◆ Data entries ◆
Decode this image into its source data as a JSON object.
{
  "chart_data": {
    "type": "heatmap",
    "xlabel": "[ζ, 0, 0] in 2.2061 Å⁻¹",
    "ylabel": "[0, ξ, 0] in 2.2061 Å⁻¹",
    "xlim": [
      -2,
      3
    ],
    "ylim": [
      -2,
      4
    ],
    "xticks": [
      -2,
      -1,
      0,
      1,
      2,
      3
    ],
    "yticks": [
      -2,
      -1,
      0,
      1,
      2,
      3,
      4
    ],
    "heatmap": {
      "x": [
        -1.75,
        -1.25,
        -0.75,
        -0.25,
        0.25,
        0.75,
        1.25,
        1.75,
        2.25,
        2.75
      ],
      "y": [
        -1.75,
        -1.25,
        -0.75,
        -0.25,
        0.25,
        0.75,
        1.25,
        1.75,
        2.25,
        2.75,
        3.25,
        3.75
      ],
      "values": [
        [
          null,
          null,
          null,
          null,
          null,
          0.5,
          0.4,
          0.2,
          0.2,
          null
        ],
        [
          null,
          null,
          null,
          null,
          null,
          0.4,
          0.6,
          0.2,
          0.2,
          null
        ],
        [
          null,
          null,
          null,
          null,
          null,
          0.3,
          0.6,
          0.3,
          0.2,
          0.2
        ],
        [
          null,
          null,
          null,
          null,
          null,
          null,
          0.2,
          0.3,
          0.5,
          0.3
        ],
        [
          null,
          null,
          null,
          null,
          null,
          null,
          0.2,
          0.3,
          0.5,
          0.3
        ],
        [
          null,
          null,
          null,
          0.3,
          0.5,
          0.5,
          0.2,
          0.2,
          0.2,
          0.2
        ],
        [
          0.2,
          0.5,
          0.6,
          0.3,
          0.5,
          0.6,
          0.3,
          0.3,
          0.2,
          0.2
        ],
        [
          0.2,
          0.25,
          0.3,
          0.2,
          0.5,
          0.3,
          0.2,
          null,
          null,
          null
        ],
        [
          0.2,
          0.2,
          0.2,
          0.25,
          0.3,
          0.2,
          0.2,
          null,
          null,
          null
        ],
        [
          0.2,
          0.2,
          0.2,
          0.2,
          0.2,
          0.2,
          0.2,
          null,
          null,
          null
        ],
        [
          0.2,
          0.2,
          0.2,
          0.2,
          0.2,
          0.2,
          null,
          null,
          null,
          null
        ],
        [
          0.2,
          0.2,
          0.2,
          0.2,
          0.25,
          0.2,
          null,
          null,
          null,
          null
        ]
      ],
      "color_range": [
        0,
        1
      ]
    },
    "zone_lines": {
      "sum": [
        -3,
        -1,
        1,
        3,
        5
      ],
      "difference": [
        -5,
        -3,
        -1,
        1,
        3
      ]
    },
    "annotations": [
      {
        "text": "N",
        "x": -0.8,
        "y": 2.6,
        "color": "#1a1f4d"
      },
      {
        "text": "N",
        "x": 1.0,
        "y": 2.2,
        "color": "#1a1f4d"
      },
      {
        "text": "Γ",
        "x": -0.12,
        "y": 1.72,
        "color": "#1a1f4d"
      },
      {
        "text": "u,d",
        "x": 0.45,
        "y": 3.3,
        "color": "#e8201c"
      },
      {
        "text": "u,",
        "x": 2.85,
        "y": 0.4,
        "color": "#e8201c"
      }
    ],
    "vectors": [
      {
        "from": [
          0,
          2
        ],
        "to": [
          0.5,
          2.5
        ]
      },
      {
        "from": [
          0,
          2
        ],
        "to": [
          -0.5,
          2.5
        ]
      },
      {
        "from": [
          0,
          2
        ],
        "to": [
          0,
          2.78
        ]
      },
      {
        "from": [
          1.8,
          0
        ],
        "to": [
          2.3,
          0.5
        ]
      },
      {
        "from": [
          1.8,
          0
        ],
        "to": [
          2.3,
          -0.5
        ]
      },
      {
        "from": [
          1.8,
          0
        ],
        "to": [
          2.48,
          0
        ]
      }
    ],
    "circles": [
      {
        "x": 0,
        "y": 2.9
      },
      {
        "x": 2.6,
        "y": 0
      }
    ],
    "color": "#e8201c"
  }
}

◆ Written instruction ◆
Go through the listing and print each line exactly as it appears.

◆ Result ◆
Decode this image into its source data as a JSON object.
{
  "chart_data": {
    "type": "heatmap",
    "xlabel": "[ζ, 0, 0] in 2.2061 Å⁻¹",
    "ylabel": "[0, ξ, 0] in 2.2061 Å⁻¹",
    "xlim": [
      -2,
      3
    ],
    "ylim": [
      -2,
      4
    ],
    "xticks": [
      -2,
      -1,
      0,
      1,
      2,
      3
    ],
    "yticks": [
      -2,
      -1,
      0,
      1,
      2,
      3,
      4
    ],
    "heatmap": {
      "x": [
        -1.75,
        -1.25,
        -0.75,
        -0.25,
        0.25,
        0.75,
        1.25,
        1.75,
        2.25,
        2.75
      ],
      "y": [
        -1.75,
        -1.25,
        -0.75,
        -0.25,
        0.25,
        0.75,
        1.25,
        1.75,
        2.25,
        2.75,
        3.25,
        3.75
      ],
      "values": [
        [
          null,
          null,
          null,
          null,
          null,
          0.5,
          0.4,
          0.2,
          0.2,
          null
        ],
        [
          null,
          null,
          null,
          null,
          null,
          0.4,
          0.6,
          0.2,
          0.2,
          null
        ],
        [
          null,
          null,
          null,
          null,
          null,
          0.3,
          0.6,
          0.3,
          0.2,
          0.2
        ],
        [
          null,
          null,
          null,
          null,
          null,
          null,
          0.2,
          0.3,
          0.5,
          0.3
        ],
        [
          null,
          null,
          null,
          null,
          null,
          null,
          0.2,
          0.3,
          0.5,
          0.3
        ],
        [
          null,
          null,
          null,
          0.3,
          0.5,
          0.5,
          0.2,
          0.2,
          0.2,
          0.2
        ],
        [
          0.2,
          0.5,
          0.6,
          0.3,
          0.5,
          0.6,
          0.3,
          0.3,
          0.2,
          0.2
        ],
        [
          0.2,
          0.25,
          0.3,
          0.2,
          0.5,
          0.3,
          0.2,
          null,
          null,
          null
        ],
        [
          0.2,
          0.2,
          0.2,
          0.25,
          0.3,
          0.2,
          0.2,
          null,
          null,
          null
        ],
        [
          0.2,
          0.2,
          0.2,
          0.2,
          0.2,
          0.2,
          0.2,
          null,
          null,
          null
        ],
        [
          0.2,
          0.2,
          0.2,
          0.2,
          0.2,
          0.2,
          null,
          null,
          null,
          null
        ],
        [
          0.2,
          0.2,
          0.2,
          0.2,
          0.25,
          0.2,
          null,
          null,
          null,
          null
        ]
      ],
      "color_range": [
        0,
        1
      ]
    },
    "zone_lines": {
      "sum": [
        -3,
        -1,
        1,
        3,
        5
      ],
      "difference": [
        -5,
        -3,
        -1,
        1,
        3
      ]
    },
    "annotations": [
      {
        "text": "N",
        "x": -0.8,
        "y": 2.6,
        "color": "#1a1f4d"
      },
      {
        "text": "N",
        "x": 1.0,
        "y": 2.2,
        "color": "#1a1f4d"
      },
      {
        "text": "Γ",
        "x": -0.12,
        "y": 1.72,
        "color": "#1a1f4d"
      },
      {
        "text": "u,d",
        "x": 0.45,
        "y": 3.3,
        "color": "#e8201c"
      },
      {
        "text": "u,",
        "x": 2.85,
        "y": 0.4,
        "color": "#e8201c"
      }
    ],
    "vectors": [
      {
        "from": [
          0,
          2
        ],
        "to": [
          0.5,
          2.5
        ]
      },
      {
        "from": [
          0,
          2
        ],
        "to": [
          -0.5,
          2.5
        ]
      },
      {
        "from": [
          0,
          2
        ],
        "to": [
          0,
          2.78
        ]
      },
      {
        "from": [
          1.8,
          0
        ],
        "to": [
          2.3,
          0.5
        ]
      },
      {
        "from": [
          1.8,
          0
        ],
        "to": [
          2.3,
          -0.5
        ]
      },
      {
        "from": [
          1.8,
          0
        ],
        "to": [
          2.48,
          0
        ]
      }
    ],
    "circles": [
      {
        "x": 0,
        "y": 2.9
      },
      {
        "x": 2.6,
        "y": 0
      }
    ],
    "color": "#e8201c"
  }
}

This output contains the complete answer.